## Task prompt
Could you transcribe every record below exactly as written, leaving out any pictures?

## Records to process
-=-=-=-=-
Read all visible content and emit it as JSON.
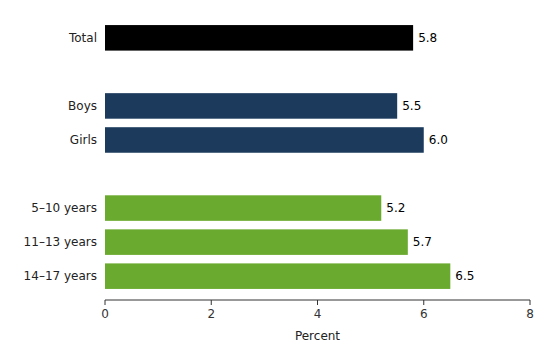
{
  "chart_data": {
    "type": "bar",
    "orientation": "horizontal",
    "categories": [
      "Total",
      "Boys",
      "Girls",
      "5–10 years",
      "11–13 years",
      "14–17 years"
    ],
    "values": [
      5.8,
      5.5,
      6.0,
      5.2,
      5.7,
      6.5
    ],
    "value_labels": [
      "5.8",
      "5.5",
      "6.0",
      "5.2",
      "5.7",
      "6.5"
    ],
    "colors": [
      "#000000",
      "#1b3a5c",
      "#1b3a5c",
      "#6aaa2e",
      "#6aaa2e",
      "#6aaa2e"
    ],
    "xlabel": "Percent",
    "xlim": [
      0,
      8
    ],
    "xticks": [
      0,
      2,
      4,
      6,
      8
    ],
    "data_labels": true,
    "grid": false
  }
}
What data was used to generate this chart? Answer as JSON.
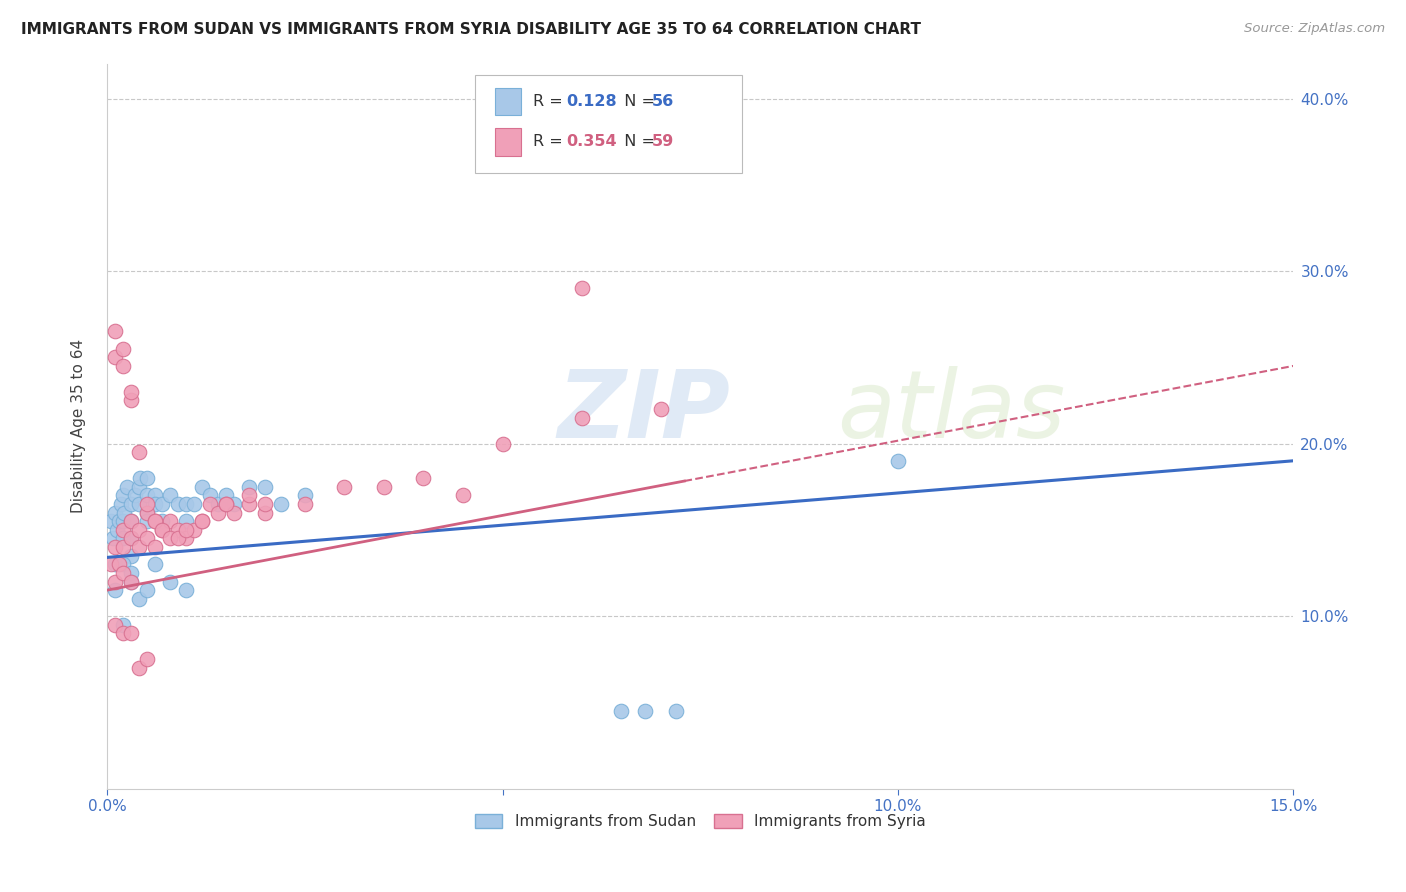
{
  "title": "IMMIGRANTS FROM SUDAN VS IMMIGRANTS FROM SYRIA DISABILITY AGE 35 TO 64 CORRELATION CHART",
  "source": "Source: ZipAtlas.com",
  "ylabel": "Disability Age 35 to 64",
  "xlim": [
    0.0,
    0.15
  ],
  "ylim": [
    0.0,
    0.42
  ],
  "xticks": [
    0.0,
    0.05,
    0.1,
    0.15
  ],
  "xticklabels": [
    "0.0%",
    "",
    "10.0%",
    "15.0%"
  ],
  "yticks": [
    0.1,
    0.2,
    0.3,
    0.4
  ],
  "yticklabels": [
    "10.0%",
    "20.0%",
    "30.0%",
    "40.0%"
  ],
  "sudan_color": "#a8c8e8",
  "sudan_edge": "#7ab0d8",
  "syria_color": "#f0a0b8",
  "syria_edge": "#d87090",
  "sudan_line_color": "#3a6bc4",
  "syria_line_color": "#d06080",
  "sudan_R": 0.128,
  "sudan_N": 56,
  "syria_R": 0.354,
  "syria_N": 59,
  "watermark_zip": "ZIP",
  "watermark_atlas": "atlas",
  "legend_sudan": "Immigrants from Sudan",
  "legend_syria": "Immigrants from Syria",
  "tick_color": "#4472c4",
  "grid_color": "#c8c8c8",
  "background_color": "#ffffff",
  "sudan_x": [
    0.0005,
    0.0008,
    0.001,
    0.0012,
    0.0015,
    0.0018,
    0.002,
    0.002,
    0.002,
    0.0022,
    0.0025,
    0.003,
    0.003,
    0.003,
    0.003,
    0.0035,
    0.004,
    0.004,
    0.0042,
    0.005,
    0.005,
    0.005,
    0.006,
    0.006,
    0.007,
    0.007,
    0.008,
    0.009,
    0.01,
    0.01,
    0.011,
    0.012,
    0.013,
    0.014,
    0.015,
    0.016,
    0.018,
    0.02,
    0.022,
    0.025,
    0.005,
    0.002,
    0.001,
    0.001,
    0.002,
    0.003,
    0.003,
    0.004,
    0.005,
    0.006,
    0.008,
    0.01,
    0.065,
    0.068,
    0.072,
    0.1
  ],
  "sudan_y": [
    0.155,
    0.145,
    0.16,
    0.15,
    0.155,
    0.165,
    0.17,
    0.155,
    0.145,
    0.16,
    0.175,
    0.165,
    0.155,
    0.145,
    0.135,
    0.17,
    0.165,
    0.175,
    0.18,
    0.17,
    0.16,
    0.155,
    0.17,
    0.165,
    0.165,
    0.155,
    0.17,
    0.165,
    0.165,
    0.155,
    0.165,
    0.175,
    0.17,
    0.165,
    0.17,
    0.165,
    0.175,
    0.175,
    0.165,
    0.17,
    0.18,
    0.095,
    0.115,
    0.13,
    0.13,
    0.125,
    0.12,
    0.11,
    0.115,
    0.13,
    0.12,
    0.115,
    0.045,
    0.045,
    0.045,
    0.19
  ],
  "syria_x": [
    0.0005,
    0.001,
    0.001,
    0.0015,
    0.002,
    0.002,
    0.002,
    0.003,
    0.003,
    0.003,
    0.004,
    0.004,
    0.005,
    0.005,
    0.006,
    0.006,
    0.007,
    0.008,
    0.009,
    0.01,
    0.011,
    0.012,
    0.013,
    0.014,
    0.015,
    0.016,
    0.018,
    0.02,
    0.001,
    0.001,
    0.002,
    0.002,
    0.003,
    0.003,
    0.004,
    0.005,
    0.006,
    0.007,
    0.008,
    0.009,
    0.01,
    0.012,
    0.015,
    0.018,
    0.02,
    0.025,
    0.03,
    0.035,
    0.04,
    0.045,
    0.05,
    0.06,
    0.07,
    0.001,
    0.002,
    0.003,
    0.004,
    0.005,
    0.06
  ],
  "syria_y": [
    0.13,
    0.14,
    0.12,
    0.13,
    0.15,
    0.14,
    0.125,
    0.155,
    0.145,
    0.12,
    0.15,
    0.14,
    0.16,
    0.145,
    0.155,
    0.14,
    0.15,
    0.155,
    0.15,
    0.145,
    0.15,
    0.155,
    0.165,
    0.16,
    0.165,
    0.16,
    0.165,
    0.16,
    0.25,
    0.265,
    0.245,
    0.255,
    0.225,
    0.23,
    0.195,
    0.165,
    0.155,
    0.15,
    0.145,
    0.145,
    0.15,
    0.155,
    0.165,
    0.17,
    0.165,
    0.165,
    0.175,
    0.175,
    0.18,
    0.17,
    0.2,
    0.215,
    0.22,
    0.095,
    0.09,
    0.09,
    0.07,
    0.075,
    0.29
  ]
}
-=-=-=-=-
## Task output
Read all visible content and emit it as JSON.
{
  "chart_data": {
    "type": "bar",
    "orientation": "horizontal",
    "categories": [
      "Total",
      "Boys",
      "Girls",
      "5–10 years",
      "11–13 years",
      "14–17 years"
    ],
    "values": [
      5.8,
      5.5,
      6.0,
      5.2,
      5.7,
      6.5
    ],
    "value_labels": [
      "5.8",
      "5.5",
      "6.0",
      "5.2",
      "5.7",
      "6.5"
    ],
    "colors": [
      "#000000",
      "#1b3a5c",
      "#1b3a5c",
      "#6aaa2e",
      "#6aaa2e",
      "#6aaa2e"
    ],
    "xlabel": "Percent",
    "xlim": [
      0,
      8
    ],
    "xticks": [
      0,
      2,
      4,
      6,
      8
    ],
    "data_labels": true,
    "grid": false
  }
}
What data was used to generate this chart? Answer as JSON.
{
  "title": "IMMIGRANTS FROM SUDAN VS IMMIGRANTS FROM SYRIA DISABILITY AGE 35 TO 64 CORRELATION CHART",
  "source": "Source: ZipAtlas.com",
  "ylabel": "Disability Age 35 to 64",
  "xlim": [
    0.0,
    0.15
  ],
  "ylim": [
    0.0,
    0.42
  ],
  "xticks": [
    0.0,
    0.05,
    0.1,
    0.15
  ],
  "xticklabels": [
    "0.0%",
    "",
    "10.0%",
    "15.0%"
  ],
  "yticks": [
    0.1,
    0.2,
    0.3,
    0.4
  ],
  "yticklabels": [
    "10.0%",
    "20.0%",
    "30.0%",
    "40.0%"
  ],
  "sudan_color": "#a8c8e8",
  "sudan_edge": "#7ab0d8",
  "syria_color": "#f0a0b8",
  "syria_edge": "#d87090",
  "sudan_line_color": "#3a6bc4",
  "syria_line_color": "#d06080",
  "sudan_R": 0.128,
  "sudan_N": 56,
  "syria_R": 0.354,
  "syria_N": 59,
  "watermark_zip": "ZIP",
  "watermark_atlas": "atlas",
  "legend_sudan": "Immigrants from Sudan",
  "legend_syria": "Immigrants from Syria",
  "tick_color": "#4472c4",
  "grid_color": "#c8c8c8",
  "background_color": "#ffffff",
  "sudan_x": [
    0.0005,
    0.0008,
    0.001,
    0.0012,
    0.0015,
    0.0018,
    0.002,
    0.002,
    0.002,
    0.0022,
    0.0025,
    0.003,
    0.003,
    0.003,
    0.003,
    0.0035,
    0.004,
    0.004,
    0.0042,
    0.005,
    0.005,
    0.005,
    0.006,
    0.006,
    0.007,
    0.007,
    0.008,
    0.009,
    0.01,
    0.01,
    0.011,
    0.012,
    0.013,
    0.014,
    0.015,
    0.016,
    0.018,
    0.02,
    0.022,
    0.025,
    0.005,
    0.002,
    0.001,
    0.001,
    0.002,
    0.003,
    0.003,
    0.004,
    0.005,
    0.006,
    0.008,
    0.01,
    0.065,
    0.068,
    0.072,
    0.1
  ],
  "sudan_y": [
    0.155,
    0.145,
    0.16,
    0.15,
    0.155,
    0.165,
    0.17,
    0.155,
    0.145,
    0.16,
    0.175,
    0.165,
    0.155,
    0.145,
    0.135,
    0.17,
    0.165,
    0.175,
    0.18,
    0.17,
    0.16,
    0.155,
    0.17,
    0.165,
    0.165,
    0.155,
    0.17,
    0.165,
    0.165,
    0.155,
    0.165,
    0.175,
    0.17,
    0.165,
    0.17,
    0.165,
    0.175,
    0.175,
    0.165,
    0.17,
    0.18,
    0.095,
    0.115,
    0.13,
    0.13,
    0.125,
    0.12,
    0.11,
    0.115,
    0.13,
    0.12,
    0.115,
    0.045,
    0.045,
    0.045,
    0.19
  ],
  "syria_x": [
    0.0005,
    0.001,
    0.001,
    0.0015,
    0.002,
    0.002,
    0.002,
    0.003,
    0.003,
    0.003,
    0.004,
    0.004,
    0.005,
    0.005,
    0.006,
    0.006,
    0.007,
    0.008,
    0.009,
    0.01,
    0.011,
    0.012,
    0.013,
    0.014,
    0.015,
    0.016,
    0.018,
    0.02,
    0.001,
    0.001,
    0.002,
    0.002,
    0.003,
    0.003,
    0.004,
    0.005,
    0.006,
    0.007,
    0.008,
    0.009,
    0.01,
    0.012,
    0.015,
    0.018,
    0.02,
    0.025,
    0.03,
    0.035,
    0.04,
    0.045,
    0.05,
    0.06,
    0.07,
    0.001,
    0.002,
    0.003,
    0.004,
    0.005,
    0.06
  ],
  "syria_y": [
    0.13,
    0.14,
    0.12,
    0.13,
    0.15,
    0.14,
    0.125,
    0.155,
    0.145,
    0.12,
    0.15,
    0.14,
    0.16,
    0.145,
    0.155,
    0.14,
    0.15,
    0.155,
    0.15,
    0.145,
    0.15,
    0.155,
    0.165,
    0.16,
    0.165,
    0.16,
    0.165,
    0.16,
    0.25,
    0.265,
    0.245,
    0.255,
    0.225,
    0.23,
    0.195,
    0.165,
    0.155,
    0.15,
    0.145,
    0.145,
    0.15,
    0.155,
    0.165,
    0.17,
    0.165,
    0.165,
    0.175,
    0.175,
    0.18,
    0.17,
    0.2,
    0.215,
    0.22,
    0.095,
    0.09,
    0.09,
    0.07,
    0.075,
    0.29
  ]
}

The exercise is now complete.